* [WHAT IS BEING ASKED]:
Below is some material; transcribe all of it exactly.

---+---

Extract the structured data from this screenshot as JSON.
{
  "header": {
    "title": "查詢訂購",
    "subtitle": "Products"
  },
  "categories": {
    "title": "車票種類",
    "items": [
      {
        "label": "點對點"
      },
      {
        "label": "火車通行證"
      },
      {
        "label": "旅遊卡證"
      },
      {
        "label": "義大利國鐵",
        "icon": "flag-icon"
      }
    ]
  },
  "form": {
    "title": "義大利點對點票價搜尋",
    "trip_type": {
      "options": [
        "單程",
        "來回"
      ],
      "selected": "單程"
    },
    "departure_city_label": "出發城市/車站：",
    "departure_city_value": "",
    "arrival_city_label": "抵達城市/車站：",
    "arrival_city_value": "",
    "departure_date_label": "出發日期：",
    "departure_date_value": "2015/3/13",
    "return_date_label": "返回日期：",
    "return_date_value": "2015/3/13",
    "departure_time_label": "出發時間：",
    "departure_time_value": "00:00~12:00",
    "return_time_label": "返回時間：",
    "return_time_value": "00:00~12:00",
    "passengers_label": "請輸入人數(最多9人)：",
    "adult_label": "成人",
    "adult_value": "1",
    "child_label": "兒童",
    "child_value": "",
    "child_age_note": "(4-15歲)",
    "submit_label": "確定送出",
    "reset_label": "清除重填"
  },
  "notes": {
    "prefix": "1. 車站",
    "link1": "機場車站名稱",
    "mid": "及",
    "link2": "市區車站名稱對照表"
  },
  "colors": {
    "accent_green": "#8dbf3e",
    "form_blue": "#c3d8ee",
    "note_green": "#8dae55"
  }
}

---+---

* [RESPONSE]:
Extract the structured data from this screenshot as JSON.
{
  "header": {
    "title": "查詢訂購",
    "subtitle": "Products"
  },
  "categories": {
    "title": "車票種類",
    "items": [
      {
        "label": "點對點"
      },
      {
        "label": "火車通行證"
      },
      {
        "label": "旅遊卡證"
      },
      {
        "label": "義大利國鐵",
        "icon": "flag-icon"
      }
    ]
  },
  "form": {
    "title": "義大利點對點票價搜尋",
    "trip_type": {
      "options": [
        "單程",
        "來回"
      ],
      "selected": "單程"
    },
    "departure_city_label": "出發城市/車站：",
    "departure_city_value": "",
    "arrival_city_label": "抵達城市/車站：",
    "arrival_city_value": "",
    "departure_date_label": "出發日期：",
    "departure_date_value": "2015/3/13",
    "return_date_label": "返回日期：",
    "return_date_value": "2015/3/13",
    "departure_time_label": "出發時間：",
    "departure_time_value": "00:00~12:00",
    "return_time_label": "返回時間：",
    "return_time_value": "00:00~12:00",
    "passengers_label": "請輸入人數(最多9人)：",
    "adult_label": "成人",
    "adult_value": "1",
    "child_label": "兒童",
    "child_value": "",
    "child_age_note": "(4-15歲)",
    "submit_label": "確定送出",
    "reset_label": "清除重填"
  },
  "notes": {
    "prefix": "1. 車站",
    "link1": "機場車站名稱",
    "mid": "及",
    "link2": "市區車站名稱對照表"
  },
  "colors": {
    "accent_green": "#8dbf3e",
    "form_blue": "#c3d8ee",
    "note_green": "#8dae55"
  }
}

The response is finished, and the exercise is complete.